** start **
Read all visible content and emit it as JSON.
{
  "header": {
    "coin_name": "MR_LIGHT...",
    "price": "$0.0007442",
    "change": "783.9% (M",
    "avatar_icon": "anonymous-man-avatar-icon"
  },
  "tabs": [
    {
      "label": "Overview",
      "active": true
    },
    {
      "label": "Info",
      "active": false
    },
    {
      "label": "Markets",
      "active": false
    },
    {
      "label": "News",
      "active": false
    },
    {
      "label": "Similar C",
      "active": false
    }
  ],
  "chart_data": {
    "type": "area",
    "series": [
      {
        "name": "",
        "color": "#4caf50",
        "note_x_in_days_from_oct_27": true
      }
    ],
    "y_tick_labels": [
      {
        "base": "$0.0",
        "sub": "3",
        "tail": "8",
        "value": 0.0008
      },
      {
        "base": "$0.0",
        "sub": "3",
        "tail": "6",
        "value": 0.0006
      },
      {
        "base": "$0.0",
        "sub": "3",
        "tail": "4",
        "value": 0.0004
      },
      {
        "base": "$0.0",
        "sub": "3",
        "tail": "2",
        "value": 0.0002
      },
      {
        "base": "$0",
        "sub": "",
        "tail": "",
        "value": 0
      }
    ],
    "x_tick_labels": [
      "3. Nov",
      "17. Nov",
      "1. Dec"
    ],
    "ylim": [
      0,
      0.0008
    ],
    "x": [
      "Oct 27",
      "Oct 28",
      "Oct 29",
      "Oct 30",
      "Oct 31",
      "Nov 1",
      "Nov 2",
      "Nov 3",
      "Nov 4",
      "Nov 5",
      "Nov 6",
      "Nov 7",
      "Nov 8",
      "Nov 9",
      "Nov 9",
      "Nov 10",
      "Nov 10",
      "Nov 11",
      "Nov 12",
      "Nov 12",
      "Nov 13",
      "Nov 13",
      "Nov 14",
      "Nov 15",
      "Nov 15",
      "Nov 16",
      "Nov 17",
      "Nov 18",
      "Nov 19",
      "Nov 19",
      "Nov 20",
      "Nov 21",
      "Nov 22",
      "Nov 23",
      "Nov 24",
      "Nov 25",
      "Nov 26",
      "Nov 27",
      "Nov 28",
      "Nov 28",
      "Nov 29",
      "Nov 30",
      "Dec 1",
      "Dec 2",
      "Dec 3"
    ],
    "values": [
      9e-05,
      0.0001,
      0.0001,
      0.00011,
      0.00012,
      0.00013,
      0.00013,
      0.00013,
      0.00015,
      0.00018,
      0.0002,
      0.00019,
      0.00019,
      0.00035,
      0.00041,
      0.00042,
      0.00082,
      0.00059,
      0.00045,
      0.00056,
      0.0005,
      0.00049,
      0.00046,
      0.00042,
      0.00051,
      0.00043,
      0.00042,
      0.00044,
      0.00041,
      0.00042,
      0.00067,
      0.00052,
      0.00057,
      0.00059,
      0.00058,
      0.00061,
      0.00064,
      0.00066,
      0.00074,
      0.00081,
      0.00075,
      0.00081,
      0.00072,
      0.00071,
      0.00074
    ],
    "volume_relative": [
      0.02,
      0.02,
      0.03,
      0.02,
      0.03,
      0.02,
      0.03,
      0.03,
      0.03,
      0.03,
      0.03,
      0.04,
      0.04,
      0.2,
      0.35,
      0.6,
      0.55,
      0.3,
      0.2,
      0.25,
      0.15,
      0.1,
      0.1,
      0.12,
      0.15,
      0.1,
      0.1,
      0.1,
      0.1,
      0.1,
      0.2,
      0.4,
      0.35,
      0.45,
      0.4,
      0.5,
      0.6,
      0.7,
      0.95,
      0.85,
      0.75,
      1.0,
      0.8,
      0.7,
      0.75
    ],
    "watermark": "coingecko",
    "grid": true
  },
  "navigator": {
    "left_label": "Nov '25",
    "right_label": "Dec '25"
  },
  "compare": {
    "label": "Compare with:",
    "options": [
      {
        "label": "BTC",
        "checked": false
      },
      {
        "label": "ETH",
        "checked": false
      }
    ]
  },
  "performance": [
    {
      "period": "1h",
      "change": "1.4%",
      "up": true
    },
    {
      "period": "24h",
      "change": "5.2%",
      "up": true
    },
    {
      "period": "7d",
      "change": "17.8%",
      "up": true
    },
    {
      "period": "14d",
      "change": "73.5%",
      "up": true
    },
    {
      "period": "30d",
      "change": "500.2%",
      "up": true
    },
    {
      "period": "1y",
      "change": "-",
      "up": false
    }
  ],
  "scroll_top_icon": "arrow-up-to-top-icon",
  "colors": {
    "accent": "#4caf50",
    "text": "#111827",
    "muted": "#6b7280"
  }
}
** end **
* Stated task *
All of the material must be reproduced exactly.

* Complete response *
Read all visible content and emit it as JSON.
{
  "header": {
    "coin_name": "MR_LIGHT...",
    "price": "$0.0007442",
    "change": "783.9% (M",
    "avatar_icon": "anonymous-man-avatar-icon"
  },
  "tabs": [
    {
      "label": "Overview",
      "active": true
    },
    {
      "label": "Info",
      "active": false
    },
    {
      "label": "Markets",
      "active": false
    },
    {
      "label": "News",
      "active": false
    },
    {
      "label": "Similar C",
      "active": false
    }
  ],
  "chart_data": {
    "type": "area",
    "series": [
      {
        "name": "",
        "color": "#4caf50",
        "note_x_in_days_from_oct_27": true
      }
    ],
    "y_tick_labels": [
      {
        "base": "$0.0",
        "sub": "3",
        "tail": "8",
        "value": 0.0008
      },
      {
        "base": "$0.0",
        "sub": "3",
        "tail": "6",
        "value": 0.0006
      },
      {
        "base": "$0.0",
        "sub": "3",
        "tail": "4",
        "value": 0.0004
      },
      {
        "base": "$0.0",
        "sub": "3",
        "tail": "2",
        "value": 0.0002
      },
      {
        "base": "$0",
        "sub": "",
        "tail": "",
        "value": 0
      }
    ],
    "x_tick_labels": [
      "3. Nov",
      "17. Nov",
      "1. Dec"
    ],
    "ylim": [
      0,
      0.0008
    ],
    "x": [
      "Oct 27",
      "Oct 28",
      "Oct 29",
      "Oct 30",
      "Oct 31",
      "Nov 1",
      "Nov 2",
      "Nov 3",
      "Nov 4",
      "Nov 5",
      "Nov 6",
      "Nov 7",
      "Nov 8",
      "Nov 9",
      "Nov 9",
      "Nov 10",
      "Nov 10",
      "Nov 11",
      "Nov 12",
      "Nov 12",
      "Nov 13",
      "Nov 13",
      "Nov 14",
      "Nov 15",
      "Nov 15",
      "Nov 16",
      "Nov 17",
      "Nov 18",
      "Nov 19",
      "Nov 19",
      "Nov 20",
      "Nov 21",
      "Nov 22",
      "Nov 23",
      "Nov 24",
      "Nov 25",
      "Nov 26",
      "Nov 27",
      "Nov 28",
      "Nov 28",
      "Nov 29",
      "Nov 30",
      "Dec 1",
      "Dec 2",
      "Dec 3"
    ],
    "values": [
      9e-05,
      0.0001,
      0.0001,
      0.00011,
      0.00012,
      0.00013,
      0.00013,
      0.00013,
      0.00015,
      0.00018,
      0.0002,
      0.00019,
      0.00019,
      0.00035,
      0.00041,
      0.00042,
      0.00082,
      0.00059,
      0.00045,
      0.00056,
      0.0005,
      0.00049,
      0.00046,
      0.00042,
      0.00051,
      0.00043,
      0.00042,
      0.00044,
      0.00041,
      0.00042,
      0.00067,
      0.00052,
      0.00057,
      0.00059,
      0.00058,
      0.00061,
      0.00064,
      0.00066,
      0.00074,
      0.00081,
      0.00075,
      0.00081,
      0.00072,
      0.00071,
      0.00074
    ],
    "volume_relative": [
      0.02,
      0.02,
      0.03,
      0.02,
      0.03,
      0.02,
      0.03,
      0.03,
      0.03,
      0.03,
      0.03,
      0.04,
      0.04,
      0.2,
      0.35,
      0.6,
      0.55,
      0.3,
      0.2,
      0.25,
      0.15,
      0.1,
      0.1,
      0.12,
      0.15,
      0.1,
      0.1,
      0.1,
      0.1,
      0.1,
      0.2,
      0.4,
      0.35,
      0.45,
      0.4,
      0.5,
      0.6,
      0.7,
      0.95,
      0.85,
      0.75,
      1.0,
      0.8,
      0.7,
      0.75
    ],
    "watermark": "coingecko",
    "grid": true
  },
  "navigator": {
    "left_label": "Nov '25",
    "right_label": "Dec '25"
  },
  "compare": {
    "label": "Compare with:",
    "options": [
      {
        "label": "BTC",
        "checked": false
      },
      {
        "label": "ETH",
        "checked": false
      }
    ]
  },
  "performance": [
    {
      "period": "1h",
      "change": "1.4%",
      "up": true
    },
    {
      "period": "24h",
      "change": "5.2%",
      "up": true
    },
    {
      "period": "7d",
      "change": "17.8%",
      "up": true
    },
    {
      "period": "14d",
      "change": "73.5%",
      "up": true
    },
    {
      "period": "30d",
      "change": "500.2%",
      "up": true
    },
    {
      "period": "1y",
      "change": "-",
      "up": false
    }
  ],
  "scroll_top_icon": "arrow-up-to-top-icon",
  "colors": {
    "accent": "#4caf50",
    "text": "#111827",
    "muted": "#6b7280"
  }
}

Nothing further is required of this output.